- Requirements
An exact copy of every record is needed.

- Data provided
## begin

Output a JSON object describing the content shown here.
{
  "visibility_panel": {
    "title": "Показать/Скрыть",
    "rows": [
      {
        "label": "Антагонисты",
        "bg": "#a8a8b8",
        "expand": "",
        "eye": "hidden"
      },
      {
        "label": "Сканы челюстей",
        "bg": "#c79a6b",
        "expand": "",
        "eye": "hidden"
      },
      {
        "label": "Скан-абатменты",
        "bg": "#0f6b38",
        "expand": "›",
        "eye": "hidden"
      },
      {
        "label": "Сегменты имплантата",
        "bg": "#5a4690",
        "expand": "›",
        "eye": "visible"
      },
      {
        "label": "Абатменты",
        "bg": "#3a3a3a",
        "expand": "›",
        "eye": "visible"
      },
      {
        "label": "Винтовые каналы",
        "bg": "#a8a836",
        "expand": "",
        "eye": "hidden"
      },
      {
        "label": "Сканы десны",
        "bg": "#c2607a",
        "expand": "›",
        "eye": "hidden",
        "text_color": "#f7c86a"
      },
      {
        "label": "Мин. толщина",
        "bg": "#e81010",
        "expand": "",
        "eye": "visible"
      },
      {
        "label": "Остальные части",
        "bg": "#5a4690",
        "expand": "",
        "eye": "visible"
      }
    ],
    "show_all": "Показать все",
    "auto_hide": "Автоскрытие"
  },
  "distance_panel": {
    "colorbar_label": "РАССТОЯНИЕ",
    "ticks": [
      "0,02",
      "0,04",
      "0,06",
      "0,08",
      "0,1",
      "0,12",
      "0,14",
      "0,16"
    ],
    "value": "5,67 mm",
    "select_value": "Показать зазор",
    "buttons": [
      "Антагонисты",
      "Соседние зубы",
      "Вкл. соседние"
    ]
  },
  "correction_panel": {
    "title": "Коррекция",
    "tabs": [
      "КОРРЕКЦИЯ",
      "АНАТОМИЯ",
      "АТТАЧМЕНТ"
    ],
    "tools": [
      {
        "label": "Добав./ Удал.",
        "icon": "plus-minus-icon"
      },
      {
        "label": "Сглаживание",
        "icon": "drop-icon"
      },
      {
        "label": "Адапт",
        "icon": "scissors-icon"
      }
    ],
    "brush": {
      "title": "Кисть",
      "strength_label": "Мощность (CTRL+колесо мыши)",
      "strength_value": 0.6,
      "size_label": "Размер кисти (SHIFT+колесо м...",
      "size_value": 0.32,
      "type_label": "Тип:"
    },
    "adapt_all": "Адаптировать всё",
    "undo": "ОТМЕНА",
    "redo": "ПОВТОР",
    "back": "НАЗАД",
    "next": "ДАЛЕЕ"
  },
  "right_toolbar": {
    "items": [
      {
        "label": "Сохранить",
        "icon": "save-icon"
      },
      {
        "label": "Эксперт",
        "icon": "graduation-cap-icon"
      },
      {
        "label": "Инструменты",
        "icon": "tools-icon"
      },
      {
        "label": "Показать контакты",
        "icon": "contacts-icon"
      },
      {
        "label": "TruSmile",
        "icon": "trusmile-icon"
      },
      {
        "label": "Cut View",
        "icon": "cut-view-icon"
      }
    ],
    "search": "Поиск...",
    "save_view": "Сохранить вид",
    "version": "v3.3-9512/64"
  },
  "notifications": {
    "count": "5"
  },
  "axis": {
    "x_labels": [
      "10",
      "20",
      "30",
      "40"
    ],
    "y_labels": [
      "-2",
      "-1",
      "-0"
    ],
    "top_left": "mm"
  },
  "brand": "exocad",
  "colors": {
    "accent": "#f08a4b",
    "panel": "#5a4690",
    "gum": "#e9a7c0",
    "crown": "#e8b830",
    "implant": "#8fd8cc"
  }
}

## end

- Answer to the task
Output a JSON object describing the content shown here.
{
  "visibility_panel": {
    "title": "Показать/Скрыть",
    "rows": [
      {
        "label": "Антагонисты",
        "bg": "#a8a8b8",
        "expand": "",
        "eye": "hidden"
      },
      {
        "label": "Сканы челюстей",
        "bg": "#c79a6b",
        "expand": "",
        "eye": "hidden"
      },
      {
        "label": "Скан-абатменты",
        "bg": "#0f6b38",
        "expand": "›",
        "eye": "hidden"
      },
      {
        "label": "Сегменты имплантата",
        "bg": "#5a4690",
        "expand": "›",
        "eye": "visible"
      },
      {
        "label": "Абатменты",
        "bg": "#3a3a3a",
        "expand": "›",
        "eye": "visible"
      },
      {
        "label": "Винтовые каналы",
        "bg": "#a8a836",
        "expand": "",
        "eye": "hidden"
      },
      {
        "label": "Сканы десны",
        "bg": "#c2607a",
        "expand": "›",
        "eye": "hidden",
        "text_color": "#f7c86a"
      },
      {
        "label": "Мин. толщина",
        "bg": "#e81010",
        "expand": "",
        "eye": "visible"
      },
      {
        "label": "Остальные части",
        "bg": "#5a4690",
        "expand": "",
        "eye": "visible"
      }
    ],
    "show_all": "Показать все",
    "auto_hide": "Автоскрытие"
  },
  "distance_panel": {
    "colorbar_label": "РАССТОЯНИЕ",
    "ticks": [
      "0,02",
      "0,04",
      "0,06",
      "0,08",
      "0,1",
      "0,12",
      "0,14",
      "0,16"
    ],
    "value": "5,67 mm",
    "select_value": "Показать зазор",
    "buttons": [
      "Антагонисты",
      "Соседние зубы",
      "Вкл. соседние"
    ]
  },
  "correction_panel": {
    "title": "Коррекция",
    "tabs": [
      "КОРРЕКЦИЯ",
      "АНАТОМИЯ",
      "АТТАЧМЕНТ"
    ],
    "tools": [
      {
        "label": "Добав./ Удал.",
        "icon": "plus-minus-icon"
      },
      {
        "label": "Сглаживание",
        "icon": "drop-icon"
      },
      {
        "label": "Адапт",
        "icon": "scissors-icon"
      }
    ],
    "brush": {
      "title": "Кисть",
      "strength_label": "Мощность (CTRL+колесо мыши)",
      "strength_value": 0.6,
      "size_label": "Размер кисти (SHIFT+колесо м...",
      "size_value": 0.32,
      "type_label": "Тип:"
    },
    "adapt_all": "Адаптировать всё",
    "undo": "ОТМЕНА",
    "redo": "ПОВТОР",
    "back": "НАЗАД",
    "next": "ДАЛЕЕ"
  },
  "right_toolbar": {
    "items": [
      {
        "label": "Сохранить",
        "icon": "save-icon"
      },
      {
        "label": "Эксперт",
        "icon": "graduation-cap-icon"
      },
      {
        "label": "Инструменты",
        "icon": "tools-icon"
      },
      {
        "label": "Показать контакты",
        "icon": "contacts-icon"
      },
      {
        "label": "TruSmile",
        "icon": "trusmile-icon"
      },
      {
        "label": "Cut View",
        "icon": "cut-view-icon"
      }
    ],
    "search": "Поиск...",
    "save_view": "Сохранить вид",
    "version": "v3.3-9512/64"
  },
  "notifications": {
    "count": "5"
  },
  "axis": {
    "x_labels": [
      "10",
      "20",
      "30",
      "40"
    ],
    "y_labels": [
      "-2",
      "-1",
      "-0"
    ],
    "top_left": "mm"
  },
  "brand": "exocad",
  "colors": {
    "accent": "#f08a4b",
    "panel": "#5a4690",
    "gum": "#e9a7c0",
    "crown": "#e8b830",
    "implant": "#8fd8cc"
  }
}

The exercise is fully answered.